**Aim of the exercise**.
Every line below that mentions the word "next" should be copied out.

**Data for this task**.
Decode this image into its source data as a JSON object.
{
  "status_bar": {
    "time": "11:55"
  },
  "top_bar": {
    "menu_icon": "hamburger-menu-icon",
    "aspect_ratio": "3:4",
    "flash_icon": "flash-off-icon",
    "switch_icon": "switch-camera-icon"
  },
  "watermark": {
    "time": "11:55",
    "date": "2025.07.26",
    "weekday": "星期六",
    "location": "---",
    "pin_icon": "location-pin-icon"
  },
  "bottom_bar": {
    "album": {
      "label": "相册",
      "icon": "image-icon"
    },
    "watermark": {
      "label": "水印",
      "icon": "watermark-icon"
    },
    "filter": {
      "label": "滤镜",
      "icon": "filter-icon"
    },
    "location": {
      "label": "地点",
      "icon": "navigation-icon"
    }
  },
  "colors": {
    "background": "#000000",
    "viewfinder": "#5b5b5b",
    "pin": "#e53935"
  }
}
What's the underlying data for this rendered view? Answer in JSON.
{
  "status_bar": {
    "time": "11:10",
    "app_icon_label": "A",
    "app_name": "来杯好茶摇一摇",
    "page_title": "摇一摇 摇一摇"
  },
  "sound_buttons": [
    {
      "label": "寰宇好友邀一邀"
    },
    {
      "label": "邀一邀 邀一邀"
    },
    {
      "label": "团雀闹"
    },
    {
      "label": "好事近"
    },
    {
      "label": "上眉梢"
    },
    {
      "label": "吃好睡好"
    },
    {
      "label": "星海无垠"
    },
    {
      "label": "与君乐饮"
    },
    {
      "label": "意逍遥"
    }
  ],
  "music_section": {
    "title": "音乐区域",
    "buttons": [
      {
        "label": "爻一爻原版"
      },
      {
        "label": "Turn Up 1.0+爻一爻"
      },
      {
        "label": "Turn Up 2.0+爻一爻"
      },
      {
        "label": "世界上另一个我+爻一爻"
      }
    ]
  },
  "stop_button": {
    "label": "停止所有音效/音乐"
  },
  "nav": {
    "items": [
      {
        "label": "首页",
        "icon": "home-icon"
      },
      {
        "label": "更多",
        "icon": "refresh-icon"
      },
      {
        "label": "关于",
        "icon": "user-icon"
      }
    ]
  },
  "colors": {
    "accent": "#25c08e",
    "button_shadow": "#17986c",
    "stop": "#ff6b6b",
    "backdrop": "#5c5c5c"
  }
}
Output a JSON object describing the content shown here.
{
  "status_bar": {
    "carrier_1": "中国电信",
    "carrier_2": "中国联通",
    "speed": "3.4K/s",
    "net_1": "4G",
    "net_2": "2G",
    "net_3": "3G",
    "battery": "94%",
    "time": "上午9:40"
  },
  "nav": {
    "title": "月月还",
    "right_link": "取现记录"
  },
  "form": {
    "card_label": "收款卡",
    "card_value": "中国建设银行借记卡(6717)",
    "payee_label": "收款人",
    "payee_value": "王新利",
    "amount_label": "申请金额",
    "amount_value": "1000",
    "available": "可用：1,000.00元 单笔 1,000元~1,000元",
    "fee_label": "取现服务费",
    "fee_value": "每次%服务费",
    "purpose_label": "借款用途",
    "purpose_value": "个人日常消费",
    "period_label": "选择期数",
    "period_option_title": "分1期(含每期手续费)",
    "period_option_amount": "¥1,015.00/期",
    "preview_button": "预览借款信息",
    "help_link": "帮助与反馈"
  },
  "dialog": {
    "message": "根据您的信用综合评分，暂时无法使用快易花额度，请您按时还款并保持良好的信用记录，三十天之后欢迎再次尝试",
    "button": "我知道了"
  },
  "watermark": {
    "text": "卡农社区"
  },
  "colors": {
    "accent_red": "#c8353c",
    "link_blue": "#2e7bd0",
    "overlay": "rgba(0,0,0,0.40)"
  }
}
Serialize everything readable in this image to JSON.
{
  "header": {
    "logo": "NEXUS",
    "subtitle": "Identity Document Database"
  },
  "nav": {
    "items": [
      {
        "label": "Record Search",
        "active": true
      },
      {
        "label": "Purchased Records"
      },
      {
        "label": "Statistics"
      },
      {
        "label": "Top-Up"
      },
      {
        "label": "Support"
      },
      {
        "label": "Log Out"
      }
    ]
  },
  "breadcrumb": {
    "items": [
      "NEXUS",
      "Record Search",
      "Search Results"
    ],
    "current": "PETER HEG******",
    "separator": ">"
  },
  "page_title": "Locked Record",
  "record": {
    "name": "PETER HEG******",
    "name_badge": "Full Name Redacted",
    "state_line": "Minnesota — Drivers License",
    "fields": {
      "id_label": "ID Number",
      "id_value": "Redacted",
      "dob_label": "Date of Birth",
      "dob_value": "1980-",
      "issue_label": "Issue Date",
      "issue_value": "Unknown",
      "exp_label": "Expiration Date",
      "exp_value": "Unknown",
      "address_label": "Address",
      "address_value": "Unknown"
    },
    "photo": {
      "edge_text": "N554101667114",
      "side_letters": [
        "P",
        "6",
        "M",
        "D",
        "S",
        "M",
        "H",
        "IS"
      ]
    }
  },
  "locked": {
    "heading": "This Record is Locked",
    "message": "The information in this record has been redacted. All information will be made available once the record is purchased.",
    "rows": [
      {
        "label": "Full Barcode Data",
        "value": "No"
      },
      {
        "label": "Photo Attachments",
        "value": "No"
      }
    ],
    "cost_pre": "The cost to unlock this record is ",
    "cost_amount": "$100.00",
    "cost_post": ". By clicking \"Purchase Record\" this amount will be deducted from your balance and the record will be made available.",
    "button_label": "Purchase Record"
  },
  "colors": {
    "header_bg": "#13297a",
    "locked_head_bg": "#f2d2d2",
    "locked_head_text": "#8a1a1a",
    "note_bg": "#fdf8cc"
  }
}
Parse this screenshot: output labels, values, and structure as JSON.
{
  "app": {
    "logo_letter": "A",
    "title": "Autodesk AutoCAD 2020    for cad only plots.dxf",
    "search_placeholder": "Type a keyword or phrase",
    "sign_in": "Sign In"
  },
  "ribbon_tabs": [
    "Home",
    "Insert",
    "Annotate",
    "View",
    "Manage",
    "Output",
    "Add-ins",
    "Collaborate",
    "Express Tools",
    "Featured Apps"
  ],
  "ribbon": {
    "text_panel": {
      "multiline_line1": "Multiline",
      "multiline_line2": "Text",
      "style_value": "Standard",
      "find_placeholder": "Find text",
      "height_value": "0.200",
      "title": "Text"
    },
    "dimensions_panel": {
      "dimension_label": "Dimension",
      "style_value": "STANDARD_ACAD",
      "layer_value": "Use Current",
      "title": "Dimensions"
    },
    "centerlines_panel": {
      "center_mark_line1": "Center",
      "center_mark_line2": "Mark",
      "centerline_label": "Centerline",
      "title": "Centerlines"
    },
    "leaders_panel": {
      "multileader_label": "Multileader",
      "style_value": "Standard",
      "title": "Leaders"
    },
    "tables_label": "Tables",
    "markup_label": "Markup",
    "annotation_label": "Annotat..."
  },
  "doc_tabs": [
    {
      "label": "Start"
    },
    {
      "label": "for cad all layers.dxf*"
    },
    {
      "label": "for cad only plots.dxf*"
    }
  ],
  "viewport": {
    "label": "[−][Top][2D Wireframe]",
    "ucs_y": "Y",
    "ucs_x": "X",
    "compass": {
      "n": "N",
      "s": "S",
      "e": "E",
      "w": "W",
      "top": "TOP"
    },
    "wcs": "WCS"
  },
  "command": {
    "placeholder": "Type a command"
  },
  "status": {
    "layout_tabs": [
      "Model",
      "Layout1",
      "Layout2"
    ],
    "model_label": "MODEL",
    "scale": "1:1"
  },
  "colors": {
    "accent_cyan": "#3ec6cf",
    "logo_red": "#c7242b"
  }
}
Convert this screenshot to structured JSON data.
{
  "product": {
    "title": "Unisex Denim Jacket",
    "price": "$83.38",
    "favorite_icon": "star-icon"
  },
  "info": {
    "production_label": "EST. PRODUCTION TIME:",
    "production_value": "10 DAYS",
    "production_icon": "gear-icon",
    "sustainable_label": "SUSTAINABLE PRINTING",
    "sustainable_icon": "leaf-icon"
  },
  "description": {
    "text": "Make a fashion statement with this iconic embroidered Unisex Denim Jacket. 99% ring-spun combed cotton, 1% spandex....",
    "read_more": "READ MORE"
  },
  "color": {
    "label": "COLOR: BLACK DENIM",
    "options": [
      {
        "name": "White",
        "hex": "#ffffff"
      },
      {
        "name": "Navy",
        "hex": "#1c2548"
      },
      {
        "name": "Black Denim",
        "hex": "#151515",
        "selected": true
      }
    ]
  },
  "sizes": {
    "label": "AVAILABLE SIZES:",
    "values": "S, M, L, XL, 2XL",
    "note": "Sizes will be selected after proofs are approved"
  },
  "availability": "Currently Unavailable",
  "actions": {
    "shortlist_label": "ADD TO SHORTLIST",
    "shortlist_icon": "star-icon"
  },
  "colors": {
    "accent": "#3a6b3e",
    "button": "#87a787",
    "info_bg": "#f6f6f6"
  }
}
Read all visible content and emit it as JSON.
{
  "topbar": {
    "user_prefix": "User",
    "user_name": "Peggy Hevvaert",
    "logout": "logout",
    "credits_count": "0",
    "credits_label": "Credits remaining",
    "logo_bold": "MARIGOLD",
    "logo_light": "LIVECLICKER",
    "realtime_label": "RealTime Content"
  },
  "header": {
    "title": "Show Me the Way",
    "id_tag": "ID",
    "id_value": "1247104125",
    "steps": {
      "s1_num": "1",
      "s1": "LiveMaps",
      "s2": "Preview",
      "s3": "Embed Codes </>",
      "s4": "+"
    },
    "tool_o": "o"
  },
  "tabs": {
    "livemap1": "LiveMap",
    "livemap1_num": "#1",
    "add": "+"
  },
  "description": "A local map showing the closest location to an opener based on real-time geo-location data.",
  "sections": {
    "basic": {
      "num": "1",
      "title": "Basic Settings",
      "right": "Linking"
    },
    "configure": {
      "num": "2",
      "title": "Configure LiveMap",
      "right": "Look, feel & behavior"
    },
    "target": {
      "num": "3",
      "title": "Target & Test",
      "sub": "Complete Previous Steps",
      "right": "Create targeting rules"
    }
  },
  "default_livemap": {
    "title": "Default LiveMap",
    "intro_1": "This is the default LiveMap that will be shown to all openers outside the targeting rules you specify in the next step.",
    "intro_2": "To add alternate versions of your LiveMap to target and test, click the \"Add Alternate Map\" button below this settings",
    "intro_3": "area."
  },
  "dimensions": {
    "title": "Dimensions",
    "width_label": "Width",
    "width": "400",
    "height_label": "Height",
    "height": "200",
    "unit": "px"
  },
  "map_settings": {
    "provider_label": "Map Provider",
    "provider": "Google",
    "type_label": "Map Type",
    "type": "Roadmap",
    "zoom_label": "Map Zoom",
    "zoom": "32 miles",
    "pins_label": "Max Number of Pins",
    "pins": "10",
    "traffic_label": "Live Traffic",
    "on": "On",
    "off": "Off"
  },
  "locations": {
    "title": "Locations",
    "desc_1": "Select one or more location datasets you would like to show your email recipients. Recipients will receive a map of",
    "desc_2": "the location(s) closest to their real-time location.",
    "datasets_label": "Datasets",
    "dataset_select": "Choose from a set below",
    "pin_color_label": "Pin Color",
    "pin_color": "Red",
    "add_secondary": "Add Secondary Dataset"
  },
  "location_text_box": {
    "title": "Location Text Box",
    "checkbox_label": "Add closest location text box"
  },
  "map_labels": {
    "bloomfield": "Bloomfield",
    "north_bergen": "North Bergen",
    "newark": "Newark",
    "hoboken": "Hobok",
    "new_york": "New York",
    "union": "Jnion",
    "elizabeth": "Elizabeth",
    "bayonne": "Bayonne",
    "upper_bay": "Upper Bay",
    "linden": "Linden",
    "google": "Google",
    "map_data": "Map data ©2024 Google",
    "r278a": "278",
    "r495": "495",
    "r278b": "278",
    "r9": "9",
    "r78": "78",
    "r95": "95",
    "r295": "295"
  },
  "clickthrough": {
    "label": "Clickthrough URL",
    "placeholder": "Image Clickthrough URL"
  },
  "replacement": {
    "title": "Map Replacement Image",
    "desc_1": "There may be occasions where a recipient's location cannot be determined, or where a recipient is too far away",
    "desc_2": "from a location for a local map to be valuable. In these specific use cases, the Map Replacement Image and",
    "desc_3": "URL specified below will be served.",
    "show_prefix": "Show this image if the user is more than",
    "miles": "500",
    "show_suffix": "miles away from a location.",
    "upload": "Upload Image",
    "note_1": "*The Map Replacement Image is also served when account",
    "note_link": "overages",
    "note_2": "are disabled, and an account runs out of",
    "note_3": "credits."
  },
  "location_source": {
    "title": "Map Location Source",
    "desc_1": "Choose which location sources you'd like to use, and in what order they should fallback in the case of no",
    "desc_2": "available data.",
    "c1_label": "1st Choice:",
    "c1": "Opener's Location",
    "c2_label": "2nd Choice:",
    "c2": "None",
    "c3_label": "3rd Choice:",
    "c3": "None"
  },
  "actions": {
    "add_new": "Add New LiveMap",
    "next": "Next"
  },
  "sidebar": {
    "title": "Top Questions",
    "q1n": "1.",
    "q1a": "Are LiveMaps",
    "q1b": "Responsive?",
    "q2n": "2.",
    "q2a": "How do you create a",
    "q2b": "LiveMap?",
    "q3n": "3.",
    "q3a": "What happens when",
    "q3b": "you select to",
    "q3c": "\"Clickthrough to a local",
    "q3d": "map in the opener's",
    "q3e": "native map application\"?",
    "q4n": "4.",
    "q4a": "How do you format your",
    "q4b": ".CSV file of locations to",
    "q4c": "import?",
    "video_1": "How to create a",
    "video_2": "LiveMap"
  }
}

**Output below**.
    "intro_1": "This is the default LiveMap that will be shown to all openers outside the targeting rules you specify in the next step.",
    "next": "Next"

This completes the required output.